▶ _THE REQUEST_
Copy exactly the run of lines that begins at the line with "Extract the structured" and ends at the final line of the entries.

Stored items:
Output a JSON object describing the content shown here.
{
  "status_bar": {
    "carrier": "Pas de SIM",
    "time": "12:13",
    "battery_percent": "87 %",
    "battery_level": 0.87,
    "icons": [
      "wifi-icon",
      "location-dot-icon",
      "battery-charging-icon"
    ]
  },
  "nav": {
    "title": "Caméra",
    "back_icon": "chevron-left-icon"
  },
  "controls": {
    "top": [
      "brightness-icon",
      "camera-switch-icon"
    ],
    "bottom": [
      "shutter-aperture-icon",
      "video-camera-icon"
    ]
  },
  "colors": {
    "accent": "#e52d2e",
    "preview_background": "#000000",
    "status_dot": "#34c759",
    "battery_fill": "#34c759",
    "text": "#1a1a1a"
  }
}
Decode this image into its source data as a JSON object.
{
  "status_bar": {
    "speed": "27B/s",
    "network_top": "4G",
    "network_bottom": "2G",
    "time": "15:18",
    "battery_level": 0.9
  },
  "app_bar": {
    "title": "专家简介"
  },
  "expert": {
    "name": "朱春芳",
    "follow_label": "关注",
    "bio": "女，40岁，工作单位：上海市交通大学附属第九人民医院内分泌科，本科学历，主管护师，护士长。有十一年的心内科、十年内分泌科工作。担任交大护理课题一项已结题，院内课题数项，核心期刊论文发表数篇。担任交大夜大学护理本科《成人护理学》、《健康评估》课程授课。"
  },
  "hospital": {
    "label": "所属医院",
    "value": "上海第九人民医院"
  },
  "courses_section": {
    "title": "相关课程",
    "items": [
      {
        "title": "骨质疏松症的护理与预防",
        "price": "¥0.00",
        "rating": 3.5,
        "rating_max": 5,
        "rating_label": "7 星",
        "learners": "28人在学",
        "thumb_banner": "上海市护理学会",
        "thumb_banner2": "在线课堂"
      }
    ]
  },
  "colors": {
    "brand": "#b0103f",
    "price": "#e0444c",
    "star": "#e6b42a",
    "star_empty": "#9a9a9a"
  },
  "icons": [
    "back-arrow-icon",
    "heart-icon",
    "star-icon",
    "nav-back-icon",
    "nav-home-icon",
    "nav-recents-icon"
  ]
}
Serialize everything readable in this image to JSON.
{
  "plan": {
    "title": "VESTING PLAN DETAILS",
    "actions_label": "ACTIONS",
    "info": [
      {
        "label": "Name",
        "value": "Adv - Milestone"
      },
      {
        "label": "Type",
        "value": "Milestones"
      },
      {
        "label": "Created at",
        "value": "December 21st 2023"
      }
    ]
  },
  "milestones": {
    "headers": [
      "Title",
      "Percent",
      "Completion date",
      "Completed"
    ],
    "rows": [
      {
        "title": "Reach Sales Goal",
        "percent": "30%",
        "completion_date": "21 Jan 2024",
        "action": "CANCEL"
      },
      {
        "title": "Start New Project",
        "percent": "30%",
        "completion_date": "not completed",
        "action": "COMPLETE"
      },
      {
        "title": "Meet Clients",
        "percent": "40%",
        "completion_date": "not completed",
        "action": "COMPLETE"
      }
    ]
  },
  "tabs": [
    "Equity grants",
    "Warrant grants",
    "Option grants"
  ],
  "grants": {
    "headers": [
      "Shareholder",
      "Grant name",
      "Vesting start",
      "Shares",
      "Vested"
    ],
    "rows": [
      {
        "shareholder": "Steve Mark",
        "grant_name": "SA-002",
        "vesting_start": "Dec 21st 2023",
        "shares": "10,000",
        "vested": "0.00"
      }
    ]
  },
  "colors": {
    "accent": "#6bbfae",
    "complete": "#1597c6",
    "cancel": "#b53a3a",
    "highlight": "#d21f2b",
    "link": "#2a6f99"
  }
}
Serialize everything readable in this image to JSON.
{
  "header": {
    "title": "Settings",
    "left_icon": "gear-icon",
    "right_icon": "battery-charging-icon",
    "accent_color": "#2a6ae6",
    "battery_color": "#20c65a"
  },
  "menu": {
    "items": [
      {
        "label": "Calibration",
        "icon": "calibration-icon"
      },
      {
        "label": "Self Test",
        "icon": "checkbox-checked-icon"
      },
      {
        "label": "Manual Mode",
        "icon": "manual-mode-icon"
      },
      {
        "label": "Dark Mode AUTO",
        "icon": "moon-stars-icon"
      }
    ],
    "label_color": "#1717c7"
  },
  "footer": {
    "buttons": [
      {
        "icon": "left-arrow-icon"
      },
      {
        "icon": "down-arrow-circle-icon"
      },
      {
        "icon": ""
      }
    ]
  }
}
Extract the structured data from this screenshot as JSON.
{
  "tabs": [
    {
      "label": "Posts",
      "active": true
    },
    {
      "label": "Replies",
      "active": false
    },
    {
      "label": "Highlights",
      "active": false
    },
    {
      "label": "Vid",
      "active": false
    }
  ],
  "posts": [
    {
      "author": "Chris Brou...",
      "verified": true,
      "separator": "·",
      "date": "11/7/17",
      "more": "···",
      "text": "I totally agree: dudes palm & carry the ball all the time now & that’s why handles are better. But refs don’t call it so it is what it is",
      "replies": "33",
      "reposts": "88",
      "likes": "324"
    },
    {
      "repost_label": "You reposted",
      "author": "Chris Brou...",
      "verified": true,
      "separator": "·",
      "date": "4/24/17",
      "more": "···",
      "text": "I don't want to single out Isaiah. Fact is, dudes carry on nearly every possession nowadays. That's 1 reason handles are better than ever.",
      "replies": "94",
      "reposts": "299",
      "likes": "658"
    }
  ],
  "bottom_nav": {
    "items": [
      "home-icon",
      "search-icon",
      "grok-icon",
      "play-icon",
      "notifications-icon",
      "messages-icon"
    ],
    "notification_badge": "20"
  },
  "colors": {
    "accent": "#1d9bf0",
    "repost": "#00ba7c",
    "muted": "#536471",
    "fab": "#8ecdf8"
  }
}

▶ _TASK ANSWER_
Extract the structured data from this screenshot as JSON.
{
  "tabs": [
    {
      "label": "Posts",
      "active": true
    },
    {
      "label": "Replies",
      "active": false
    },
    {
      "label": "Highlights",
      "active": false
    },
    {
      "label": "Vid",
      "active": false
    }
  ],
  "posts": [
    {
      "author": "Chris Brou...",
      "verified": true,
      "separator": "·",
      "date": "11/7/17",
      "more": "···",
      "text": "I totally agree: dudes palm & carry the ball all the time now & that’s why handles are better. But refs don’t call it so it is what it is",
      "replies": "33",
      "reposts": "88",
      "likes": "324"
    },
    {
      "repost_label": "You reposted",
      "author": "Chris Brou...",
      "verified": true,
      "separator": "·",
      "date": "4/24/17",
      "more": "···",
      "text": "I don't want to single out Isaiah. Fact is, dudes carry on nearly every possession nowadays. That's 1 reason handles are better than ever.",
      "replies": "94",
      "reposts": "299",
      "likes": "658"
    }
  ],
  "bottom_nav": {
    "items": [
      "home-icon",
      "search-icon",
      "grok-icon",
      "play-icon",
      "notifications-icon",
      "messages-icon"
    ],
    "notification_badge": "20"
  },
  "colors": {
    "accent": "#1d9bf0",
    "repost": "#00ba7c",
    "muted": "#536471",
    "fab": "#8ecdf8"
  }
}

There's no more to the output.